------ 所示文段

表1 各組miR-126、miR-221、miR-155表達水平比較

2.2 各組CD4+調節性T細胞及IFN-γ水平比較

CD4+CD25+Foxp3+調節性T細胞占CD4+細胞的比例、血清IFN-γ水平在對照組、穩定斑塊組、不穩定斑塊組之間比較差異均有統計學意義(P<0.01);與對照組相比,穩定斑塊組、不穩定斑塊組患者CD4+CD25+Foxp3+調節性T細胞占CD4+細胞的比例明顯降低,血清IFN-γ水平明顯升高,差異有統計學意義(P<0.05);不穩定斑塊組患者CD4+CD25+Foxp3+調節性T細胞占CD4+細胞的比例明顯低于穩定性斑塊組,血清IFN-γ水平明顯高于穩定性斑塊組,差異有統計學意義(P<0.05)。見表2。

表2 各組CD4+調節性T細胞及IFN-γ水平比較

2.3 各組血脂水平比較

與對照組相比,穩定斑塊組、不穩定斑塊組患者總膽固醇、甘油三酯、低密度脂蛋白膽固醇水平明顯升高,高密度脂蛋白膽固醇水平明顯降低,差異有統計學意義(P<0.05);不穩定斑塊組患者總膽固醇、低密度脂蛋白膽固醇水平明顯高于穩定斑塊組,差異有統計學意義(P<0.05)。見表3。

表3 各組血脂水平比較

2.4 冠心病患者miR-126、miR-221、miR-155表達水平與血脂4項和CD4+CD25+Foxp3調節性T細胞占CD4+細胞比例的相關性分析

Pearson相關性分析顯示,冠心病患者miR-126表達水平與總膽固醇、低密度脂蛋白膽固醇水平呈負相關,與CD4+CD25+Foxp3調節性T細胞占CD4+細胞的比例呈正相關。冠心病患者miR-221、miR-155表達水平與總膽固醇、甘油三酯、低密度脂蛋白膽固醇水平呈正相關,與CD4+CD25+Foxp3調節性T細胞占CD4+細胞比例呈負相關。見表4。

------------
------ 輸入數據

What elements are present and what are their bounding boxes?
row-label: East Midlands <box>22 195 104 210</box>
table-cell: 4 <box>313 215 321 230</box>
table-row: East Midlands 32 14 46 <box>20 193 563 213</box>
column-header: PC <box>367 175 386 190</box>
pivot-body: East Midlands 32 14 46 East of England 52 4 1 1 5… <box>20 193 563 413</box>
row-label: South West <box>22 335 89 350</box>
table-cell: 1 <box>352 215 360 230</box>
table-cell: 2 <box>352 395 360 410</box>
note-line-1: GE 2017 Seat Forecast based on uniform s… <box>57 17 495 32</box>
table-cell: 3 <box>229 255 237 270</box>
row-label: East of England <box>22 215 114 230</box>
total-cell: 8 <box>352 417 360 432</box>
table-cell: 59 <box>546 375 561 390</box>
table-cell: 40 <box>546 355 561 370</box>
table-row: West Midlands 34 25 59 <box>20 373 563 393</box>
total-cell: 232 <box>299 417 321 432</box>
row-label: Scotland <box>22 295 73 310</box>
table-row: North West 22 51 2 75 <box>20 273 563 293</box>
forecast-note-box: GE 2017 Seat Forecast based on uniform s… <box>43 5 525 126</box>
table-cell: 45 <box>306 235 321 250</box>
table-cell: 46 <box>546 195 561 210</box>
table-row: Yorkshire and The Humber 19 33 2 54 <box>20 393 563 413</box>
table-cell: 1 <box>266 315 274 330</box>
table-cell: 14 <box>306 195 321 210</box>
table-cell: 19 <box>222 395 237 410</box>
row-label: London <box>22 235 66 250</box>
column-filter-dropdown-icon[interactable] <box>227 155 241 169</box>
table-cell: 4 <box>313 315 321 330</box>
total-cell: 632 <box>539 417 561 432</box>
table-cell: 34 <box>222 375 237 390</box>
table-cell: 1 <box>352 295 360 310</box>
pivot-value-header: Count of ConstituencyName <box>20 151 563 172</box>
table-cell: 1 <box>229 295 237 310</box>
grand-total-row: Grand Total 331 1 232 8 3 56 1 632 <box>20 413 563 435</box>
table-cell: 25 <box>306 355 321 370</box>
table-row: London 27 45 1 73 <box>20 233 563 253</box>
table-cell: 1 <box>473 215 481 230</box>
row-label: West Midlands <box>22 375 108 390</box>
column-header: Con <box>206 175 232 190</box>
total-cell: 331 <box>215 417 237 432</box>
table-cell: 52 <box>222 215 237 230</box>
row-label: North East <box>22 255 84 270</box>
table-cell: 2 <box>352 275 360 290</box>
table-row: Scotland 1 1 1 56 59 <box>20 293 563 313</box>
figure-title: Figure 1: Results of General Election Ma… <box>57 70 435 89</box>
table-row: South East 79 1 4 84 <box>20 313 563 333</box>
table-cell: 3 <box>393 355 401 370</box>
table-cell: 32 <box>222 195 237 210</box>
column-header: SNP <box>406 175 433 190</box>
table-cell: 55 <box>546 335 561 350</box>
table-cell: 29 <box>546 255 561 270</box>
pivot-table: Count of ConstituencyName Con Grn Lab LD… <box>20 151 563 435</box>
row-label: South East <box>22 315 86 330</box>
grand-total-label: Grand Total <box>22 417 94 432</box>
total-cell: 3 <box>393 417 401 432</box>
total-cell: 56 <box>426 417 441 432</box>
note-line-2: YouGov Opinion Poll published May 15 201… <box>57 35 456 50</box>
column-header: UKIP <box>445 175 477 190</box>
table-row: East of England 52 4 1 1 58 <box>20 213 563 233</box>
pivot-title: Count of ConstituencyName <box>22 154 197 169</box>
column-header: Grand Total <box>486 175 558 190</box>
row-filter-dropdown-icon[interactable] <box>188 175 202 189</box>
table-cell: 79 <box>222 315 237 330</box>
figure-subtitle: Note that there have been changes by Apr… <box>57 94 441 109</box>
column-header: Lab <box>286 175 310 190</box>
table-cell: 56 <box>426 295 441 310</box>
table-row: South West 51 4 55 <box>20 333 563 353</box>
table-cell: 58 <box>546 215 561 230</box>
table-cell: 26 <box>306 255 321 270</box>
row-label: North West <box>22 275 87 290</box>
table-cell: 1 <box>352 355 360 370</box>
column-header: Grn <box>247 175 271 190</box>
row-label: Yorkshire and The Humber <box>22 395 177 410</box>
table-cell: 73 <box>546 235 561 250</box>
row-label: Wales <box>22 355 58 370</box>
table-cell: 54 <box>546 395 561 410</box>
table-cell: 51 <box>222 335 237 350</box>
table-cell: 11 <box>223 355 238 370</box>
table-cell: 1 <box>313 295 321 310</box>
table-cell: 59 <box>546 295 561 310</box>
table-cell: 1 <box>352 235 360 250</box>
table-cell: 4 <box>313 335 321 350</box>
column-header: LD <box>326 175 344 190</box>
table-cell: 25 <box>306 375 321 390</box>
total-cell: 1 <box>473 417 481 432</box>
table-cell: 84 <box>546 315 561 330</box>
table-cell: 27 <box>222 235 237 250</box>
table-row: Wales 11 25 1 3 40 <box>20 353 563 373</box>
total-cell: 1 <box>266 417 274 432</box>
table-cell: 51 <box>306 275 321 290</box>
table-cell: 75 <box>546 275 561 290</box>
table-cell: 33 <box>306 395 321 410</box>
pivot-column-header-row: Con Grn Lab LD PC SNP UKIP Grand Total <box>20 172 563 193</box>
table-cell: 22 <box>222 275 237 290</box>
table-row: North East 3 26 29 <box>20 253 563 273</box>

------------

* 材料問題:
a) 請說明在這段冠心病研究文段中,與對照組相比,穩定斑塊組和不穩定斑塊組患者的高密度脂蛋白膽固醇水平有何變化。
b) 請用兩句話概括這段冠心病研究文段的內容。
c) 請從這段冠心病研究文段的最後一句之後接著往下寫。

* 逐題答案:
a) 明顯降低,差異有統計學意義(P<0.05)。

b) 穩定斑塊組和不穩定斑塊組的CD4+CD25+Foxp3+調節性T細胞占CD4+細胞比例均低於對照組,且不穩定斑塊組更低,血清IFN-γ水平則呈相反趨勢;兩組的總膽固醇、甘油三酯、低密度脂蛋白膽固醇升高,高密度脂蛋白膽固醇降低。Pearson相關性分析顯示,miR-126表達水平與總膽固醇、低密度脂蛋白膽固醇呈負相關,與該調節性T細胞比例呈正相關;miR-221、miR-155則與總膽固醇、甘油三酯、低密度脂蛋白膽固醇呈正相關,與該比例呈負相關。

c)
表4 冠心病患者miR-126、miR-221、miR-155表達水平與血脂4項的相關性分析

2.5 冠心病患者CD4+CD25+Foxp3調節性T細胞占CD4+細胞的比例與血脂4項的相關性分析

Pearson相關性分析顯示,冠心病患者CD4+CD25+Foxp3調節性T細胞占CD4+細胞的比例與總膽固醇、甘油三酯、低密度脂蛋白膽固醇、高密度脂蛋白膽固醇水平無明顯相關性(r=-0.265、-0.207、-0.319、0.224,均P>0.05)。

3 討論

相關研究顯示,血管內皮細胞中miR-126高表達與血管重塑明顯相關,能夠調控單核細胞趨化蛋白、血管細胞黏附因子等靶基因的表達[7]。在大腦中動脈閉塞大鼠模型中血清miR-126表達水平明顯降低[8]。研究認為miR-221的生物學功能存在細胞特異性,在血管內皮細胞中能夠抑制細胞增殖和凋亡,但在血管平滑肌細胞中能夠促進細胞增殖和凋亡[9]。血管內皮細胞中miR-221高表達與血管重塑明顯相關,能夠調控單核細胞趨化蛋白等靶基因表達,促進不穩定斑塊的形成[10]。miR-155與免疫系統功能和內皮細胞炎性應答明顯相關,其高表達能夠抑制內皮細胞一氧化氮合酶(NOS)生成,進而降低血管內皮的舒張功能,促進動脈粥樣硬化斑塊形成[11]。對動脈粥樣硬化小鼠模型研究顯示,敲除miR-155后能夠明顯縮小硬化斑塊,抑制不穩定斑塊形成[12]。本研究結果顯示,穩定斑塊組、不穩定斑塊組患者miR-126表達明顯降低,miR-221、miR-155表達明顯升高;其中不穩定斑塊組患者改變較穩定斑塊組更明顯。提示miR-126低表達,miR-221、miR-155高表達可能促進不穩定斑塊的形成。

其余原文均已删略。